━━━ Supplied material

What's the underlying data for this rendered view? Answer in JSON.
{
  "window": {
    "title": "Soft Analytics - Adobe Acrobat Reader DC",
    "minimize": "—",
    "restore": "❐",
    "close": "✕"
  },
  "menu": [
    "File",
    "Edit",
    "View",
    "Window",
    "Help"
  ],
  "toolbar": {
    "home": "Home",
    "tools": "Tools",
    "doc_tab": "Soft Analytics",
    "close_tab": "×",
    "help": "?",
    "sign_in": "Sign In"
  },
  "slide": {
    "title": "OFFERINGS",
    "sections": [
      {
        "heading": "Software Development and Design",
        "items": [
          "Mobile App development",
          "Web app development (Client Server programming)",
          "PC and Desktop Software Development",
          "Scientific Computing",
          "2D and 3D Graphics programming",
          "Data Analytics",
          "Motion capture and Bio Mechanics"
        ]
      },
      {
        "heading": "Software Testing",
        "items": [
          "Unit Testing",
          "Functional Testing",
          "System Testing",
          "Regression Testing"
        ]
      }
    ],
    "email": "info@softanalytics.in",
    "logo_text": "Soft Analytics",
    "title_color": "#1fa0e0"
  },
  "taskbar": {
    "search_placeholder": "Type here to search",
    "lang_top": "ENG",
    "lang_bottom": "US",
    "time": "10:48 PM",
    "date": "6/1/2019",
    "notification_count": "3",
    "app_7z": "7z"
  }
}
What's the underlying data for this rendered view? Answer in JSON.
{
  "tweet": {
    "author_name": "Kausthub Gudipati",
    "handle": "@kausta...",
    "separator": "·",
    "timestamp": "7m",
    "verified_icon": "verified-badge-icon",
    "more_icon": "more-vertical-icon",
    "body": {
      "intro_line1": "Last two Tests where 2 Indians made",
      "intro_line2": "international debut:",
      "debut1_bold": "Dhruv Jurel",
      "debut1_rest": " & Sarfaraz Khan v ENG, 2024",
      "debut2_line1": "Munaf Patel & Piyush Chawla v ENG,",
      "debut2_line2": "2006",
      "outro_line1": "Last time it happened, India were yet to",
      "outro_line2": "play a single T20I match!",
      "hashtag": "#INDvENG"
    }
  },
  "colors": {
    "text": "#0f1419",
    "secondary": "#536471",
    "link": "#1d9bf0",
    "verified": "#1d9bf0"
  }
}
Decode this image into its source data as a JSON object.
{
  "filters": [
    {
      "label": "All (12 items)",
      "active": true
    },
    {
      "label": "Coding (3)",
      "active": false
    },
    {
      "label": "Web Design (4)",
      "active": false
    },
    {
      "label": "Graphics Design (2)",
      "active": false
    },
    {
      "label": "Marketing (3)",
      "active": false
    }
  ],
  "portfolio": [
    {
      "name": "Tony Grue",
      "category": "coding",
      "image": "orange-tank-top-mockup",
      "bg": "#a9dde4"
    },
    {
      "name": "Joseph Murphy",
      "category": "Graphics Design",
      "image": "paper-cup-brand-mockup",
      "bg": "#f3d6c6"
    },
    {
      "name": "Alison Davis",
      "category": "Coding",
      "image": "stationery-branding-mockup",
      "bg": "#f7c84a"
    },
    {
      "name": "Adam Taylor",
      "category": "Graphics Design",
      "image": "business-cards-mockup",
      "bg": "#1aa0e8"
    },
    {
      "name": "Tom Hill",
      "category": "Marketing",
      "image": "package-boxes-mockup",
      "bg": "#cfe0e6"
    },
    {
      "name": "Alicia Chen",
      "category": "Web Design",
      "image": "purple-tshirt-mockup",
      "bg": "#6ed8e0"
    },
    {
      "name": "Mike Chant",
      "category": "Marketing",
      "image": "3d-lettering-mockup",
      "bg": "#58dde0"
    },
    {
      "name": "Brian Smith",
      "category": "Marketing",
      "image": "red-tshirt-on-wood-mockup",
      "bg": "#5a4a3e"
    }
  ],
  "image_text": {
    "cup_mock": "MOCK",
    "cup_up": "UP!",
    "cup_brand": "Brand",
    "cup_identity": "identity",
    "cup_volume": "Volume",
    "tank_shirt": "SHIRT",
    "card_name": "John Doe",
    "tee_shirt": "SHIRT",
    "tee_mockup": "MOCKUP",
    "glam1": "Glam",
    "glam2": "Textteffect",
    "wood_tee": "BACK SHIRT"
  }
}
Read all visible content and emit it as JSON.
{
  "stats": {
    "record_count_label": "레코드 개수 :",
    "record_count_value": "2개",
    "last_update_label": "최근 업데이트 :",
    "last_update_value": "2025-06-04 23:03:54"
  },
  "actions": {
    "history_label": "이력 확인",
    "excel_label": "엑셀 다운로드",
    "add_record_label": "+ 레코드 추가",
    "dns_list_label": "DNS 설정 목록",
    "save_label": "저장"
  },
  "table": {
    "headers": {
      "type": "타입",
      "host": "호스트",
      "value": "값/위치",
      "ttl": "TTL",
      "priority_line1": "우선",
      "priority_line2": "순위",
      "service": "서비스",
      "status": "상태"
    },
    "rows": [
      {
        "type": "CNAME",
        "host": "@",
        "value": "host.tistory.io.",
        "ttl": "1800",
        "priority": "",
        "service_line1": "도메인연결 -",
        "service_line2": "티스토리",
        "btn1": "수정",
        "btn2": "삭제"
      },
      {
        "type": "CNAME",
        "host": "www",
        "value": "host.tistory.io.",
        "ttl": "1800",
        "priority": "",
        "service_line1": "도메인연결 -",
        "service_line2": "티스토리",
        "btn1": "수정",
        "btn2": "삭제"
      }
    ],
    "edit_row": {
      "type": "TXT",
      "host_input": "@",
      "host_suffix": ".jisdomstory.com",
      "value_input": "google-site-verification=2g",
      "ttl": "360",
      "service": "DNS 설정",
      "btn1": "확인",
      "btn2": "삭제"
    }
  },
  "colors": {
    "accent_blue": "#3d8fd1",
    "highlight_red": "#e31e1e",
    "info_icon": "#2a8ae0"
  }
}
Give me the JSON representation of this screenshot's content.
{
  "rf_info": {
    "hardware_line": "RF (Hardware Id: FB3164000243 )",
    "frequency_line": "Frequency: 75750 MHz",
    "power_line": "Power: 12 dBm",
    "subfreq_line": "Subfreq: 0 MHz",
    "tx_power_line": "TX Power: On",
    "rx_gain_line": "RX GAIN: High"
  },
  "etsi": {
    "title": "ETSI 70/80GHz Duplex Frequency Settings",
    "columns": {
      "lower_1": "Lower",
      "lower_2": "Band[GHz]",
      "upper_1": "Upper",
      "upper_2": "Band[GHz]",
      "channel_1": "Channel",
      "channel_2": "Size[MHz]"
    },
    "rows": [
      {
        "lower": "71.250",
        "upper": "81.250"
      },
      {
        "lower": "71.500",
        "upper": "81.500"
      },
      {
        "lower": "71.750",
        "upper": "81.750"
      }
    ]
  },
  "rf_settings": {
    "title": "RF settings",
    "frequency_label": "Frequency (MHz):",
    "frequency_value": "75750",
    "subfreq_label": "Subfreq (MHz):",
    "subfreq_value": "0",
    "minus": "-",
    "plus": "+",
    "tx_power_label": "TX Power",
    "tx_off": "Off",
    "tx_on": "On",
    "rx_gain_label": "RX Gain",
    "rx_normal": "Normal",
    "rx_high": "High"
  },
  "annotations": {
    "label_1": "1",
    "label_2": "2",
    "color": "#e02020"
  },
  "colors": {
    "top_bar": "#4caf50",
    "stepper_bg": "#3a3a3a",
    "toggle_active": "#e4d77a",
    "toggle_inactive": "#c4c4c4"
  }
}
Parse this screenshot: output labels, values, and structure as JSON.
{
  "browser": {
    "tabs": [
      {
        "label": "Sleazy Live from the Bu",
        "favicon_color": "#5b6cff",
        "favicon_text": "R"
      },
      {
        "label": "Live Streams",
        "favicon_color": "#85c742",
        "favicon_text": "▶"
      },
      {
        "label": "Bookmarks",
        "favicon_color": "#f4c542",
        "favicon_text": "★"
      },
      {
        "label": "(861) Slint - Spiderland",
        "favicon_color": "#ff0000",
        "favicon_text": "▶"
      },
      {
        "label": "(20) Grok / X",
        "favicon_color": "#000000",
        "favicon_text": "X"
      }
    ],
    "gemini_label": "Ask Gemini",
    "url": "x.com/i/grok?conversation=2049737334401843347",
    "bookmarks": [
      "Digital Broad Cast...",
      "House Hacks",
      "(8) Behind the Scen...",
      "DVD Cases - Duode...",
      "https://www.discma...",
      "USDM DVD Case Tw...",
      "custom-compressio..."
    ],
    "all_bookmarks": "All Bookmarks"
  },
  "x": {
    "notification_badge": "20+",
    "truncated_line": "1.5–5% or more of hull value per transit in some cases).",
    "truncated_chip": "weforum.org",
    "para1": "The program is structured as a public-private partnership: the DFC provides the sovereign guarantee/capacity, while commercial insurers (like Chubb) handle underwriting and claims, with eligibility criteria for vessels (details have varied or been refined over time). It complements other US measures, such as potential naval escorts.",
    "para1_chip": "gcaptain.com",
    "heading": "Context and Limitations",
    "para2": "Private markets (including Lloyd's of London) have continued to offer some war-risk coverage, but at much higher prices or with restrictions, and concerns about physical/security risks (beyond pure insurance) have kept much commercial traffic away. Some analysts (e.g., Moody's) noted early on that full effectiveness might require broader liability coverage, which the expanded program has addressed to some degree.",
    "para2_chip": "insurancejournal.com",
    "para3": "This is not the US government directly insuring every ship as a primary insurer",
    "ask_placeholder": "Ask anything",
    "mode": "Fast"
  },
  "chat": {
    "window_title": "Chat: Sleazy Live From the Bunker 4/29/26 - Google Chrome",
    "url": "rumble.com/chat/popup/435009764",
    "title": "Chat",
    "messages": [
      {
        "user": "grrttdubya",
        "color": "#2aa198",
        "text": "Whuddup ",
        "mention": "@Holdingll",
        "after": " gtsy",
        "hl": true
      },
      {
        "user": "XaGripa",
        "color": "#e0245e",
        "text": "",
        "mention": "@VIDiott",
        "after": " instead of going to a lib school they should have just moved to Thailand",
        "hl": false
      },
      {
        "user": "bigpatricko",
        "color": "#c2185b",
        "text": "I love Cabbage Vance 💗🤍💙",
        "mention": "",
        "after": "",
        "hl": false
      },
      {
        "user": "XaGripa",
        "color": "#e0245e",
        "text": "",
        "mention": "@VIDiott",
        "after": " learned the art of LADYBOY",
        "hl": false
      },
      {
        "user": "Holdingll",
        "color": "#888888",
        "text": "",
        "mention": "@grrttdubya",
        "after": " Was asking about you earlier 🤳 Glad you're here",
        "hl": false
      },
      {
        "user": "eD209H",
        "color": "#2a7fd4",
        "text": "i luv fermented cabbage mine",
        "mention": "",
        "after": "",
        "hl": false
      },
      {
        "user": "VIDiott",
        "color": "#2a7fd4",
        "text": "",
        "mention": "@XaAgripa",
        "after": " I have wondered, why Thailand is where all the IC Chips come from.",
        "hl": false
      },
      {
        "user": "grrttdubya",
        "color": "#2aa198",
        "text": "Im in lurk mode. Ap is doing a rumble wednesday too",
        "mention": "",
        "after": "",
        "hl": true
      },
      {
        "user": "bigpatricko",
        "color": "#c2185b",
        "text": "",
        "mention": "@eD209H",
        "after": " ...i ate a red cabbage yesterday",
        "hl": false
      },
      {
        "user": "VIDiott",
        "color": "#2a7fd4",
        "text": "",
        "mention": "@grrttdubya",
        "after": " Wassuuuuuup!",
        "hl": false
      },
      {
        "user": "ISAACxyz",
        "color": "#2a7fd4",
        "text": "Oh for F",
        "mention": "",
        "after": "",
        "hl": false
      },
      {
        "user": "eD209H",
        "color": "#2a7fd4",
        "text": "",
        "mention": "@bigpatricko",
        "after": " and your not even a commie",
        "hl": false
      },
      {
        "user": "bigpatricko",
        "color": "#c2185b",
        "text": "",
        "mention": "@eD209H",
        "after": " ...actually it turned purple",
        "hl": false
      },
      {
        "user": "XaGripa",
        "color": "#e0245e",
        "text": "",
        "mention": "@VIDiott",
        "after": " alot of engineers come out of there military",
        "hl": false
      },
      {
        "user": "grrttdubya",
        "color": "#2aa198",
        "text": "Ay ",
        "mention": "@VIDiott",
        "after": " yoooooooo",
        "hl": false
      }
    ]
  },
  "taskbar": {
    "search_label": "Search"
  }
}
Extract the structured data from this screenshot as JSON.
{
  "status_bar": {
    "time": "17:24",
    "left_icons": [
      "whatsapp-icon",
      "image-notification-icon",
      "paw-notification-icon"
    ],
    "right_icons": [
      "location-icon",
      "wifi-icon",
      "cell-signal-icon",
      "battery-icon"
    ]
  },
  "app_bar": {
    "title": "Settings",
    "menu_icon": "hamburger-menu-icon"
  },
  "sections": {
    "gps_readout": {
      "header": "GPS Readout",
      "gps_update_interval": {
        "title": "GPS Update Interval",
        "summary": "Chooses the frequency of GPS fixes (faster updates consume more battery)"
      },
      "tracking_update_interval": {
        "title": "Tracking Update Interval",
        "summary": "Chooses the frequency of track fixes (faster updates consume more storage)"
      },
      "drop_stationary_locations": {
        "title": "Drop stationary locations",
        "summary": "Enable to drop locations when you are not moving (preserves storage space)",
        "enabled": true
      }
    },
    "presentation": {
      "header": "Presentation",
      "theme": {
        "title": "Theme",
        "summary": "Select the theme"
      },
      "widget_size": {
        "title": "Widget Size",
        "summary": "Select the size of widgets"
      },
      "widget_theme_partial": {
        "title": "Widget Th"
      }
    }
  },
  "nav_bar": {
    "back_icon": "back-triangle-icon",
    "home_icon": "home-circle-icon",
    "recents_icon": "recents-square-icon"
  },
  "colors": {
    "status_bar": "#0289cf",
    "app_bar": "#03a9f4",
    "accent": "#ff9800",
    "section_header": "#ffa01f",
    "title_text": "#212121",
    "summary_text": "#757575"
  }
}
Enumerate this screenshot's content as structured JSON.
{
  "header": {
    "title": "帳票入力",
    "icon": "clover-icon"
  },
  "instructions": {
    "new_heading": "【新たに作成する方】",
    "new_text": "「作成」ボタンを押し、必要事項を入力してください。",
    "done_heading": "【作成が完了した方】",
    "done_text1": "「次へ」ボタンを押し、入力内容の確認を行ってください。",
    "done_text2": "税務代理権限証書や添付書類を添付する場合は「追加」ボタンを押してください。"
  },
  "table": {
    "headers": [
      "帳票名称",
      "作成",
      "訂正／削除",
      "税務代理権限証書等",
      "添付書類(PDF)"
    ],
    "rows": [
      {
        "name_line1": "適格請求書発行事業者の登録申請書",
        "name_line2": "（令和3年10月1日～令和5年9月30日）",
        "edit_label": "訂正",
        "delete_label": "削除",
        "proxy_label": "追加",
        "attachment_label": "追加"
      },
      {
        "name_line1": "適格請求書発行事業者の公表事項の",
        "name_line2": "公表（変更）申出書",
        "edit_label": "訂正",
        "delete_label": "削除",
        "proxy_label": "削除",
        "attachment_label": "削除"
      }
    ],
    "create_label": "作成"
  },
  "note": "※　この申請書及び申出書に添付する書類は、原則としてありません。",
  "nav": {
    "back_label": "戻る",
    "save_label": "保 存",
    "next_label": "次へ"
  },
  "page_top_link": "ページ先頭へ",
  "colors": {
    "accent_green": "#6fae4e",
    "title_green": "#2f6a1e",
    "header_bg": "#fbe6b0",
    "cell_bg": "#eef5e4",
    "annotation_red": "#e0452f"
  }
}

━━━━━━

*Your task:* Spot every line that holds "consume" and copy it.

*The completed task:*
        "summary": "Chooses the frequency of GPS fixes (faster updates consume more battery)"
        "summary": "Chooses the frequency of track fixes (faster updates consume more storage)"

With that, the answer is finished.